| GOAL |
Copy all the material below, exactly as it stands.

| INFORMATION SHOWN |
┄┄┄┄┄┄┄┄┄┄┄┄┄┄┄┄┄┄┄┄
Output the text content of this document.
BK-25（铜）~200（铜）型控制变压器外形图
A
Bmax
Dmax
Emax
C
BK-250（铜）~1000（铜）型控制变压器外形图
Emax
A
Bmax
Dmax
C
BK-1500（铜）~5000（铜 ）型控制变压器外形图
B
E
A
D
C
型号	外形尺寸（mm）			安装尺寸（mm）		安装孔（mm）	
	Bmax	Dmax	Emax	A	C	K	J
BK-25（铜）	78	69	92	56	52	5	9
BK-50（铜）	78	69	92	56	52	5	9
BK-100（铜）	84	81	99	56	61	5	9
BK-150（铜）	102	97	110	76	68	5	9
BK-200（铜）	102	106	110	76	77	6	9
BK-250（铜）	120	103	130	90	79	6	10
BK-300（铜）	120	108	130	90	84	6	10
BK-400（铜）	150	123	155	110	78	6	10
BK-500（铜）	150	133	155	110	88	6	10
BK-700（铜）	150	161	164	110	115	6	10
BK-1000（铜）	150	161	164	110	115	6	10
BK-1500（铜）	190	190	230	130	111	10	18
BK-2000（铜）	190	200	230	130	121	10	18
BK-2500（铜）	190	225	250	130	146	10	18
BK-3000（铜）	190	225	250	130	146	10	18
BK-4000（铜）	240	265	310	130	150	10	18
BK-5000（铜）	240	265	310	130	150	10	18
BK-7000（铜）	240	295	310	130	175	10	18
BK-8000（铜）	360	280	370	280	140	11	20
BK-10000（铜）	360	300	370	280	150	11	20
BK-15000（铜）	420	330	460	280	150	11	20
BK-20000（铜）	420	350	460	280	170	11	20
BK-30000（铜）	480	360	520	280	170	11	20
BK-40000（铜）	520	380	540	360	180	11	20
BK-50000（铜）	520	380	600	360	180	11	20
┄┄┄┄┄┄┄┄┄┄┄┄┄┄┄┄┄┄┄┄
| ANSWER FOR THIS EXERCISE |
Output the text content of this document.
BK-25（铜）~200（铜）型控制变压器外形图
A
Bmax
Dmax
Emax
C
BK-250（铜）~1000（铜）型控制变压器外形图
Emax
A
Bmax
Dmax
C
BK-1500（铜）~5000（铜 ）型控制变压器外形图
B
E
A
D
C
型号	外形尺寸（mm）			安装尺寸（mm）		安装孔（mm）	
	Bmax	Dmax	Emax	A	C	K	J
BK-25（铜）	78	69	92	56	52	5	9
BK-50（铜）	78	69	92	56	52	5	9
BK-100（铜）	84	81	99	56	61	5	9
BK-150（铜）	102	97	110	76	68	5	9
BK-200（铜）	102	106	110	76	77	6	9
BK-250（铜）	120	103	130	90	79	6	10
BK-300（铜）	120	108	130	90	84	6	10
BK-400（铜）	150	123	155	110	78	6	10
BK-500（铜）	150	133	155	110	88	6	10
BK-700（铜）	150	161	164	110	115	6	10
BK-1000（铜）	150	161	164	110	115	6	10
BK-1500（铜）	190	190	230	130	111	10	18
BK-2000（铜）	190	200	230	130	121	10	18
BK-2500（铜）	190	225	250	130	146	10	18
BK-3000（铜）	190	225	250	130	146	10	18
BK-4000（铜）	240	265	310	130	150	10	18
BK-5000（铜）	240	265	310	130	150	10	18
BK-7000（铜）	240	295	310	130	175	10	18
BK-8000（铜）	360	280	370	280	140	11	20
BK-10000（铜）	360	300	370	280	150	11	20
BK-15000（铜）	420	330	460	280	150	11	20
BK-20000（铜）	420	350	460	280	170	11	20
BK-30000（铜）	480	360	520	280	170	11	20
BK-40000（铜）	520	380	540	360	180	11	20
BK-50000（铜）	520	380	600	360	180	11	20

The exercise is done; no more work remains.